Actividad 1 ::
En el texto sobre el ataque en Teotihuacán, ¿cerca de qué pirámide disparó el hombre armado contra los visitantes?
Actividad 2 ::
Por favor, retoma el texto sobre el ataque en Teotihuacán y continúalo a partir de su última oración.

------ Texto proporcionado

CUERNAVACA, MOR.- Tras el ataque armado registrado en la zona arqueológica de Teotihuacán, el gobierno federal ordenó el reforzamiento inmediato de la seguridad en sitios turísticos y patrimoniales del país, luego de un hecho considerado inédito por su magnitud y por el lugar donde ocurrió.
La reacción de las autoridades federales se dio luego de que un hombre armado disparara contra visitantes en las inmediaciones de la Pirámide de la Luna, lo que dejó como saldo al menos dos personas muertas —entre ellas una mujer canadiense— y varios lesionados, algunos por impactos de bala y otros por caídas durante la huida.
De acuerdo con el secretario de Seguridad y Protección Ciudadana, Omar García Harfuch, la respuesta del Estado fue inmediata, ya que elementos de la Guardia Nacional desplegados en la zona actuaron con rapidez para ubicar y neutralizar al agresor, quien fue herido durante la intervención y posteriormente se quitó la vida al verse rodeado.

------------
------ Listado de datos

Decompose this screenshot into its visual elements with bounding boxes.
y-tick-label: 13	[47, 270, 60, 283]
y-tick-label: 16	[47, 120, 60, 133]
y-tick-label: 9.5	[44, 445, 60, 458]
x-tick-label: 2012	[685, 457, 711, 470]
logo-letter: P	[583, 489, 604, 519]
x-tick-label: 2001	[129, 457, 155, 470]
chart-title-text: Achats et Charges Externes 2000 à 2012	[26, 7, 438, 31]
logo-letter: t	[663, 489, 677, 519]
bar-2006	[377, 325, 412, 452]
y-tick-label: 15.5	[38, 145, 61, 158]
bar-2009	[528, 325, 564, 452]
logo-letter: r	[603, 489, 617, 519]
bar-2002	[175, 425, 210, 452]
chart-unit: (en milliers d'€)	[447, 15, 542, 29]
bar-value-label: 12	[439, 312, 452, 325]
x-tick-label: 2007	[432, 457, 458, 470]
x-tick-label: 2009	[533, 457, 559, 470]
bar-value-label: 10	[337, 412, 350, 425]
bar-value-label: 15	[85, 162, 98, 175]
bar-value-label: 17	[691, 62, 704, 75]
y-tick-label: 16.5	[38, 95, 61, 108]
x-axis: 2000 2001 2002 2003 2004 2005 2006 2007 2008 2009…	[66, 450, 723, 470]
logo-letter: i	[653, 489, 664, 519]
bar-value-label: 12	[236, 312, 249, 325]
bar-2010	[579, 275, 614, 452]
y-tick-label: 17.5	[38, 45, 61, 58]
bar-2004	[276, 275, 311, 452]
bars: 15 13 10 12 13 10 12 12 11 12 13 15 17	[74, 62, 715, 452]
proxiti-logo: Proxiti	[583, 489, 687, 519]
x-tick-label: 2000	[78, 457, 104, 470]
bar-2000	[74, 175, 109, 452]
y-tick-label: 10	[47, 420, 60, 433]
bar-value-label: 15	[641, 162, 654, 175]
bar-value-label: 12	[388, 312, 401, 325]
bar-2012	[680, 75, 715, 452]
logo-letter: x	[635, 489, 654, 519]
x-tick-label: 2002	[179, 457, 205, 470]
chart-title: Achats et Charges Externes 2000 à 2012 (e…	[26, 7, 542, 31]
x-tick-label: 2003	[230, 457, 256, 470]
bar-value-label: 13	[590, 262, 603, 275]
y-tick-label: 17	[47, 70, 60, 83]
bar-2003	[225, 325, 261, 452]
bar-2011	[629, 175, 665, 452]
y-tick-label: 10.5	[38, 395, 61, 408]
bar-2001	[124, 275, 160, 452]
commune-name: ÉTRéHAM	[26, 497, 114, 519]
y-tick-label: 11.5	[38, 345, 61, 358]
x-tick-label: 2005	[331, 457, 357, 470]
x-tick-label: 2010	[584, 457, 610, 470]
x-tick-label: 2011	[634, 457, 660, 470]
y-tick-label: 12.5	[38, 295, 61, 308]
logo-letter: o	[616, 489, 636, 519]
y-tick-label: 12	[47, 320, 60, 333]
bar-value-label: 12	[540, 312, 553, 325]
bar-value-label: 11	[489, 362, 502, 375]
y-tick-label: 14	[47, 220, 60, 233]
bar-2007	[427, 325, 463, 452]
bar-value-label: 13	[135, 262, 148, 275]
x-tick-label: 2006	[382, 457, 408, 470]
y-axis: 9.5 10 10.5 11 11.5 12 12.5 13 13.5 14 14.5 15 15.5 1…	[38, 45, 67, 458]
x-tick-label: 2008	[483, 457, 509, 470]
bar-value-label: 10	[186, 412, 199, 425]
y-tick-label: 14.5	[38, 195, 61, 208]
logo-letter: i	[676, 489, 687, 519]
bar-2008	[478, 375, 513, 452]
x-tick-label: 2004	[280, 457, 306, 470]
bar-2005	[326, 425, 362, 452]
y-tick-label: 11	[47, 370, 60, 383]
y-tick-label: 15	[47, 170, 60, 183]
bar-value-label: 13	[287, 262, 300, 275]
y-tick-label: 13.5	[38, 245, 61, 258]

------------

Respuesta 1 ::
Cerca de la Pirámide de la Luna.

Respuesta 2 ::
El funcionario subrayó que la actuación de las fuerzas federales evitó que el atacante continuara disparando contra turistas y personal en el sitio, lo que permitió contener la amenaza y reducir el número de víctimas en uno de los espacios turísticos más visitados del país.
Ante estos hechos, y por instrucciones de la presidenta Claudia Sheinbaum, se ordenó el fortalecimiento de las medidas de seguridad en zonas arqueológicas y destinos turísticos, lo que incluye mayor presencia de la Guardia Nacional, revisiones preventivas más estrictas, controles de acceso y el reforzamiento de los sistemas de videovigilancia.
Además, se anunció la ampliación del patrullaje físico y cibernético en estos espacios, en coordinación con el Centro Nacional de Inteligencia, con el objetivo de identificar riesgos y prevenir posibles ataques, en tanto que autoridades federales y del Estado de México mantienen activados los protocolos de atención a víctimas y seguimiento a las investigaciones.